=== THE RECORDS ===
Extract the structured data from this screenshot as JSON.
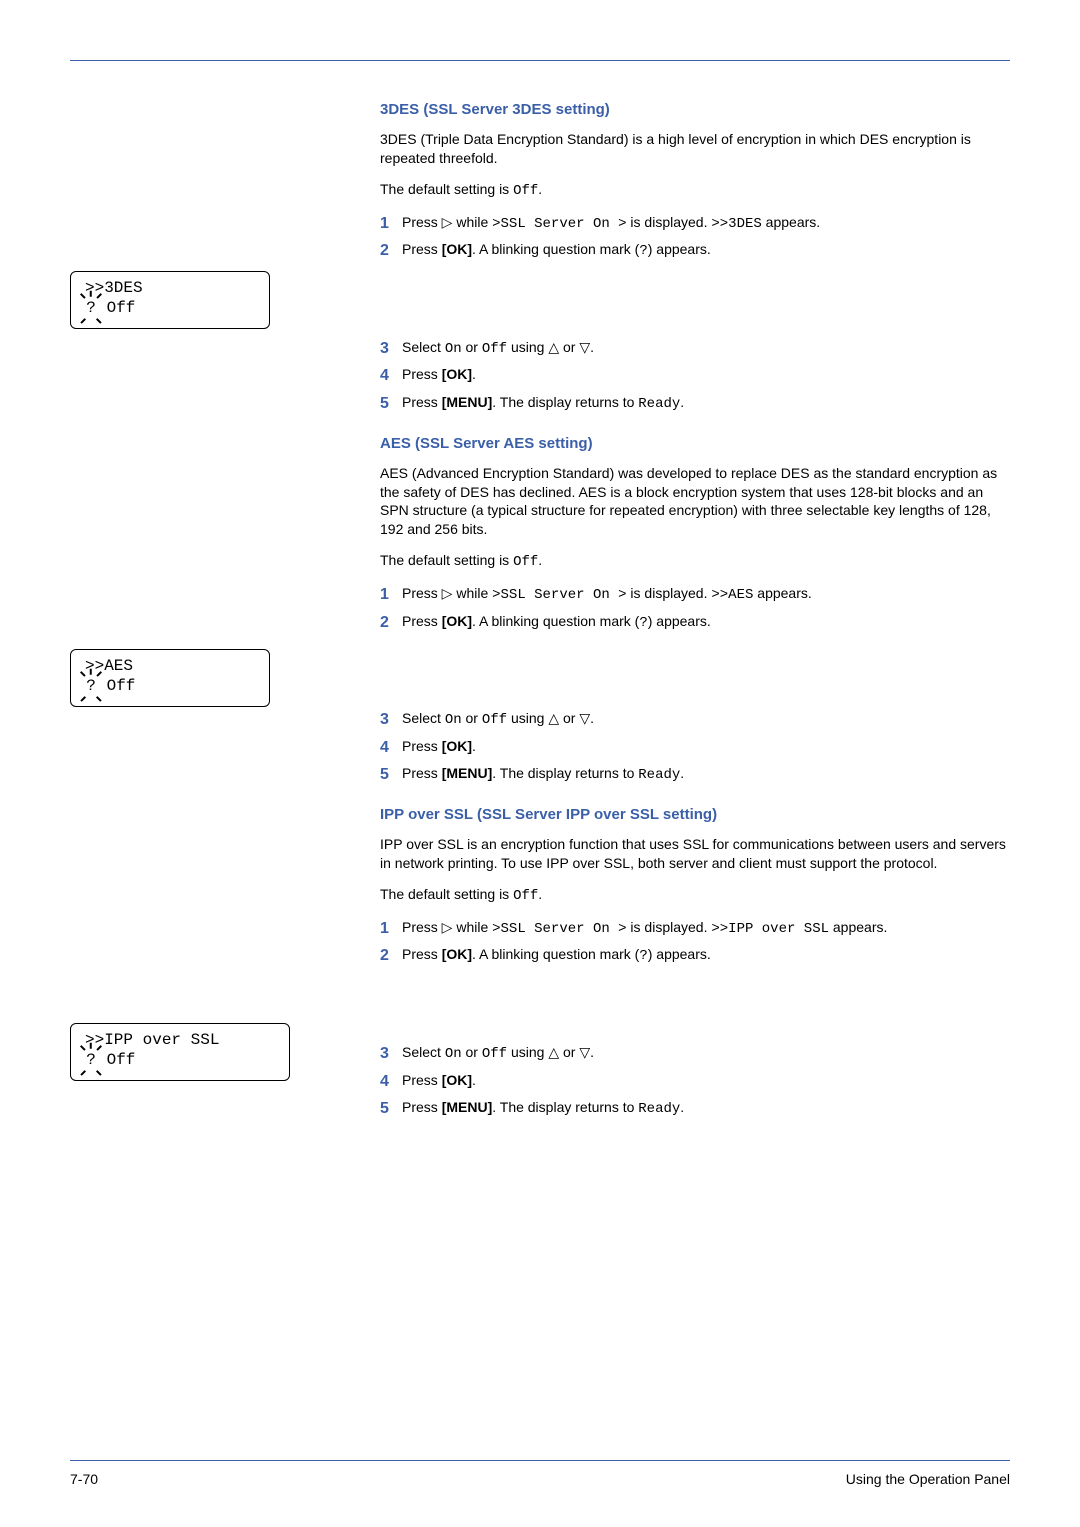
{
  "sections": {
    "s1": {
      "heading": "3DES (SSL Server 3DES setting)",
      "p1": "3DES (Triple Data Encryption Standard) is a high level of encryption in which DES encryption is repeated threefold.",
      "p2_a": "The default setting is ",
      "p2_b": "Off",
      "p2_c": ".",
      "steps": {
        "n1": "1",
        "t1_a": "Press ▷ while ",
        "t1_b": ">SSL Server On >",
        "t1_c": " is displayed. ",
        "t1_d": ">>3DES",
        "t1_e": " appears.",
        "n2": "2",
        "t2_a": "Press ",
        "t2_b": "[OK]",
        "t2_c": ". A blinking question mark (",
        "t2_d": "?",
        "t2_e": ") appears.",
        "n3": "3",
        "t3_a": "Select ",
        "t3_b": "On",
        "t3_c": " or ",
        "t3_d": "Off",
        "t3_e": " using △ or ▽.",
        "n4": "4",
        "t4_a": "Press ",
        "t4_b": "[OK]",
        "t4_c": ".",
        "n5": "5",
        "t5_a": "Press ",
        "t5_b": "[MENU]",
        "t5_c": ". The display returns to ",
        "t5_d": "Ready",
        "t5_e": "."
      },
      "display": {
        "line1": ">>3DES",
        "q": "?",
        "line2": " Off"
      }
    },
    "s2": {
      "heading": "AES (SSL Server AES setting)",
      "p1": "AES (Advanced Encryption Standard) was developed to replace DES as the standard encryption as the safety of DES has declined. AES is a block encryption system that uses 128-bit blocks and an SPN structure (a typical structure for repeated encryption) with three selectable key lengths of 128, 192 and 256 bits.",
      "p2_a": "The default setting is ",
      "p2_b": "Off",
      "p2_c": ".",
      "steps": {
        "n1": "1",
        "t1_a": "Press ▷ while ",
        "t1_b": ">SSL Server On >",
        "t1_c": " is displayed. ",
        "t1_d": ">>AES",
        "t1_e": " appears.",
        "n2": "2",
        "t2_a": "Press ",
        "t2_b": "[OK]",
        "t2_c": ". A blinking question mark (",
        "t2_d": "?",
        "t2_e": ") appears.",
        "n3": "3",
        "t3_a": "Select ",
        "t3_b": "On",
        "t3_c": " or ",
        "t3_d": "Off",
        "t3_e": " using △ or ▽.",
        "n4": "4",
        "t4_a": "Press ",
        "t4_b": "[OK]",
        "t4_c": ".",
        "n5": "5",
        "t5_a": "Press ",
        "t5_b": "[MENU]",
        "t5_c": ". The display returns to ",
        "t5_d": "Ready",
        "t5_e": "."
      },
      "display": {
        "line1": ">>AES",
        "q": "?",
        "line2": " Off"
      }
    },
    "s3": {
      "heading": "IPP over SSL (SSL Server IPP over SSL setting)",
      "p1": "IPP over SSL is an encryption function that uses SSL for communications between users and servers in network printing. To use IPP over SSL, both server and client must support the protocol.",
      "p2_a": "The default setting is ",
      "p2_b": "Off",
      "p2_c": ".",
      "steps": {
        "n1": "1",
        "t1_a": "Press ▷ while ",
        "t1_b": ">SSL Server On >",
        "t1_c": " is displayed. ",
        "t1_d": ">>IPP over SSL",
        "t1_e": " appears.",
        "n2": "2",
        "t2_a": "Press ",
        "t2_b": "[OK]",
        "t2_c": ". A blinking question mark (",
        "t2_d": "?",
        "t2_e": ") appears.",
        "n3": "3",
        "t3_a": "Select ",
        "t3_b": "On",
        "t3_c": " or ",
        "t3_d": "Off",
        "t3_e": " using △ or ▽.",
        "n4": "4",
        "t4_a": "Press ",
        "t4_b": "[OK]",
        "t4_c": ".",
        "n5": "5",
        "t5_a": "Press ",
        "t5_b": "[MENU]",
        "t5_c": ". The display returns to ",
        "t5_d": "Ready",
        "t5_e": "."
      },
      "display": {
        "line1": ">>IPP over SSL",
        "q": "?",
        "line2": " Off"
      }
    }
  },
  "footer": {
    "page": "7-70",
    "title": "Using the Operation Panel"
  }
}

=== DIRECTIONS FOR THIS TASK ===
Pull out all lines containing "over".

=== COMPLETE ANSWER ===
      "heading": "IPP over SSL (SSL Server IPP over SSL setting)",
      "p1": "IPP over SSL is an encryption function that uses SSL for communications between users and servers in network printing. To use IPP over SSL, both server and client must support the protocol.",
        "t1_d": ">>IPP over SSL",
        "line1": ">>IPP over SSL",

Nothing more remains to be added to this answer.